» **Task instructions**
Your job is to restate each entry word for word.

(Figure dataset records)

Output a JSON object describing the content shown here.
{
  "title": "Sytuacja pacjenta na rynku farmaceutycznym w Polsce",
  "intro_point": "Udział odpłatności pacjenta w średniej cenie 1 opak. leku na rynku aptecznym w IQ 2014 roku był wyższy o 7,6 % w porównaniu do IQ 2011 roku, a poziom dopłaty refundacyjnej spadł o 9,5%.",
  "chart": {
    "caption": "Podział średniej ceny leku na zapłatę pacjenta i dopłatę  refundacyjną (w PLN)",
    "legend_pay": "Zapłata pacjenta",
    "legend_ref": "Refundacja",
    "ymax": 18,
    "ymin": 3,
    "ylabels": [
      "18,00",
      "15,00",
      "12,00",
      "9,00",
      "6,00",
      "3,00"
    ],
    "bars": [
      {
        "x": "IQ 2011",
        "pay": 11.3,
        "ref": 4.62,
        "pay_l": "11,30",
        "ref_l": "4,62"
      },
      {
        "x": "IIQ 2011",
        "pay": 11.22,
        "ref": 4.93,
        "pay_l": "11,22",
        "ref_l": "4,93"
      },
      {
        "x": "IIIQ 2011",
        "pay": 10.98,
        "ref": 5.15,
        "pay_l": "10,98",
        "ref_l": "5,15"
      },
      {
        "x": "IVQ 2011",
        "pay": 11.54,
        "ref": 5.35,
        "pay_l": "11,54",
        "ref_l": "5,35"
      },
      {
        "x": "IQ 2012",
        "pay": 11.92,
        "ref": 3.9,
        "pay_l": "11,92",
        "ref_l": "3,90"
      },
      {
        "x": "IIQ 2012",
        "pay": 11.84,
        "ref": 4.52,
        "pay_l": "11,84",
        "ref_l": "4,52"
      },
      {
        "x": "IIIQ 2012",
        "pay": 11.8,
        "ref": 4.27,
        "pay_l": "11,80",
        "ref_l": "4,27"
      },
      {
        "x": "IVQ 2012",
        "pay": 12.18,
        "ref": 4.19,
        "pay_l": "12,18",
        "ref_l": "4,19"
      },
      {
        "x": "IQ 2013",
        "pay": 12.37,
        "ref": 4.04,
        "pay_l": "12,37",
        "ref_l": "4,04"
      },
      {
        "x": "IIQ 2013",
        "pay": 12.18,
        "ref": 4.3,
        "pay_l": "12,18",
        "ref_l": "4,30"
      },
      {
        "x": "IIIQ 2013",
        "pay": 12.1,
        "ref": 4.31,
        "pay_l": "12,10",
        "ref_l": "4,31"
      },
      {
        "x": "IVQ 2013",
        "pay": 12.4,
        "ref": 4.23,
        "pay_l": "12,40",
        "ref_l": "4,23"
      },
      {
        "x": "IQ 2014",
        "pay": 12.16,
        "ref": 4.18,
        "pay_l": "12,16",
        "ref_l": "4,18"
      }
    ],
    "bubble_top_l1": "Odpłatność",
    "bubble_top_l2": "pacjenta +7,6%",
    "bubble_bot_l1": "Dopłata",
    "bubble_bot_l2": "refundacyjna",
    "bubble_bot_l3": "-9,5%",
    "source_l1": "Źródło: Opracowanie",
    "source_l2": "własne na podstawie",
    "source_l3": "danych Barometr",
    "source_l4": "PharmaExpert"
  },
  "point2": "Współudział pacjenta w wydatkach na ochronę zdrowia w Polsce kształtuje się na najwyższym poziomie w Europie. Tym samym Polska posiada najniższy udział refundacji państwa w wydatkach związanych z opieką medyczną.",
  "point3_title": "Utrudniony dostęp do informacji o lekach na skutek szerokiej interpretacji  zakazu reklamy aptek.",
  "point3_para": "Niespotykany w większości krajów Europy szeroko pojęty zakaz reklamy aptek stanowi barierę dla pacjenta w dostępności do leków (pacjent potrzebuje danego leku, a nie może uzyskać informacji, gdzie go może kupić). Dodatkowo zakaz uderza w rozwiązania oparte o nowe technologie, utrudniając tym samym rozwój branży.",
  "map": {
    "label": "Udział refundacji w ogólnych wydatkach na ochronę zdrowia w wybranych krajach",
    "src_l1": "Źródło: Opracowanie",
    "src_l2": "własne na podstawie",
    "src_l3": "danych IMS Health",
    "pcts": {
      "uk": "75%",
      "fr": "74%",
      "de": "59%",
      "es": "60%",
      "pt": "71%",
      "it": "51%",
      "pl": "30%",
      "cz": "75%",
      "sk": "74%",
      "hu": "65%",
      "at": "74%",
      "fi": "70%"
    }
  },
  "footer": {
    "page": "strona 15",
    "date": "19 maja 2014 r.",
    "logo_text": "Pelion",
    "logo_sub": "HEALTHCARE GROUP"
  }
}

» **Answer**
Output a JSON object describing the content shown here.
{
  "title": "Sytuacja pacjenta na rynku farmaceutycznym w Polsce",
  "intro_point": "Udział odpłatności pacjenta w średniej cenie 1 opak. leku na rynku aptecznym w IQ 2014 roku był wyższy o 7,6 % w porównaniu do IQ 2011 roku, a poziom dopłaty refundacyjnej spadł o 9,5%.",
  "chart": {
    "caption": "Podział średniej ceny leku na zapłatę pacjenta i dopłatę  refundacyjną (w PLN)",
    "legend_pay": "Zapłata pacjenta",
    "legend_ref": "Refundacja",
    "ymax": 18,
    "ymin": 3,
    "ylabels": [
      "18,00",
      "15,00",
      "12,00",
      "9,00",
      "6,00",
      "3,00"
    ],
    "bars": [
      {
        "x": "IQ 2011",
        "pay": 11.3,
        "ref": 4.62,
        "pay_l": "11,30",
        "ref_l": "4,62"
      },
      {
        "x": "IIQ 2011",
        "pay": 11.22,
        "ref": 4.93,
        "pay_l": "11,22",
        "ref_l": "4,93"
      },
      {
        "x": "IIIQ 2011",
        "pay": 10.98,
        "ref": 5.15,
        "pay_l": "10,98",
        "ref_l": "5,15"
      },
      {
        "x": "IVQ 2011",
        "pay": 11.54,
        "ref": 5.35,
        "pay_l": "11,54",
        "ref_l": "5,35"
      },
      {
        "x": "IQ 2012",
        "pay": 11.92,
        "ref": 3.9,
        "pay_l": "11,92",
        "ref_l": "3,90"
      },
      {
        "x": "IIQ 2012",
        "pay": 11.84,
        "ref": 4.52,
        "pay_l": "11,84",
        "ref_l": "4,52"
      },
      {
        "x": "IIIQ 2012",
        "pay": 11.8,
        "ref": 4.27,
        "pay_l": "11,80",
        "ref_l": "4,27"
      },
      {
        "x": "IVQ 2012",
        "pay": 12.18,
        "ref": 4.19,
        "pay_l": "12,18",
        "ref_l": "4,19"
      },
      {
        "x": "IQ 2013",
        "pay": 12.37,
        "ref": 4.04,
        "pay_l": "12,37",
        "ref_l": "4,04"
      },
      {
        "x": "IIQ 2013",
        "pay": 12.18,
        "ref": 4.3,
        "pay_l": "12,18",
        "ref_l": "4,30"
      },
      {
        "x": "IIIQ 2013",
        "pay": 12.1,
        "ref": 4.31,
        "pay_l": "12,10",
        "ref_l": "4,31"
      },
      {
        "x": "IVQ 2013",
        "pay": 12.4,
        "ref": 4.23,
        "pay_l": "12,40",
        "ref_l": "4,23"
      },
      {
        "x": "IQ 2014",
        "pay": 12.16,
        "ref": 4.18,
        "pay_l": "12,16",
        "ref_l": "4,18"
      }
    ],
    "bubble_top_l1": "Odpłatność",
    "bubble_top_l2": "pacjenta +7,6%",
    "bubble_bot_l1": "Dopłata",
    "bubble_bot_l2": "refundacyjna",
    "bubble_bot_l3": "-9,5%",
    "source_l1": "Źródło: Opracowanie",
    "source_l2": "własne na podstawie",
    "source_l3": "danych Barometr",
    "source_l4": "PharmaExpert"
  },
  "point2": "Współudział pacjenta w wydatkach na ochronę zdrowia w Polsce kształtuje się na najwyższym poziomie w Europie. Tym samym Polska posiada najniższy udział refundacji państwa w wydatkach związanych z opieką medyczną.",
  "point3_title": "Utrudniony dostęp do informacji o lekach na skutek szerokiej interpretacji  zakazu reklamy aptek.",
  "point3_para": "Niespotykany w większości krajów Europy szeroko pojęty zakaz reklamy aptek stanowi barierę dla pacjenta w dostępności do leków (pacjent potrzebuje danego leku, a nie może uzyskać informacji, gdzie go może kupić). Dodatkowo zakaz uderza w rozwiązania oparte o nowe technologie, utrudniając tym samym rozwój branży.",
  "map": {
    "label": "Udział refundacji w ogólnych wydatkach na ochronę zdrowia w wybranych krajach",
    "src_l1": "Źródło: Opracowanie",
    "src_l2": "własne na podstawie",
    "src_l3": "danych IMS Health",
    "pcts": {
      "uk": "75%",
      "fr": "74%",
      "de": "59%",
      "es": "60%",
      "pt": "71%",
      "it": "51%",
      "pl": "30%",
      "cz": "75%",
      "sk": "74%",
      "hu": "65%",
      "at": "74%",
      "fi": "70%"
    }
  },
  "footer": {
    "page": "strona 15",
    "date": "19 maja 2014 r.",
    "logo_text": "Pelion",
    "logo_sub": "HEALTHCARE GROUP"
  }
}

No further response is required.